Aim of the task: Every line that contains "heures" counts once; give the total number of such lines, with no other words.

(Recorded data)
-- BEGIN --

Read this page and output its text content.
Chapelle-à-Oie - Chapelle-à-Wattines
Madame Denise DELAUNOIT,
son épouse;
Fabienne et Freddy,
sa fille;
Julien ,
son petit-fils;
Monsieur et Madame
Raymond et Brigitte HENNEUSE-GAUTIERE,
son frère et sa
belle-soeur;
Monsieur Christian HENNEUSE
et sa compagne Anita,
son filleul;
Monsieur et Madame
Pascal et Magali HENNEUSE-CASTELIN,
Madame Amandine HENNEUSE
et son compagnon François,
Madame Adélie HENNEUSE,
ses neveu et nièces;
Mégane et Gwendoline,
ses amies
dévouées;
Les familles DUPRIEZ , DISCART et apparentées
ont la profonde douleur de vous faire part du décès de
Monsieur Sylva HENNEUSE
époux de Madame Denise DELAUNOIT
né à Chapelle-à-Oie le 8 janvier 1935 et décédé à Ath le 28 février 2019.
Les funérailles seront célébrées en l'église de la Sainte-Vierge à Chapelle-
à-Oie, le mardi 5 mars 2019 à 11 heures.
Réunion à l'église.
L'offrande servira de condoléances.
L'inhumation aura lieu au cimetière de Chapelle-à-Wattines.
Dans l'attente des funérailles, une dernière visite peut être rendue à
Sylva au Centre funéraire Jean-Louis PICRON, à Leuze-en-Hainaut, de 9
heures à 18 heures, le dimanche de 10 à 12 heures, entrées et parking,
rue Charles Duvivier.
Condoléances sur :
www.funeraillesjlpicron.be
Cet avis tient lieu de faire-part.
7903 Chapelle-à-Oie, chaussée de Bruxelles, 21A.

-- END --

Solution to this exercise: 2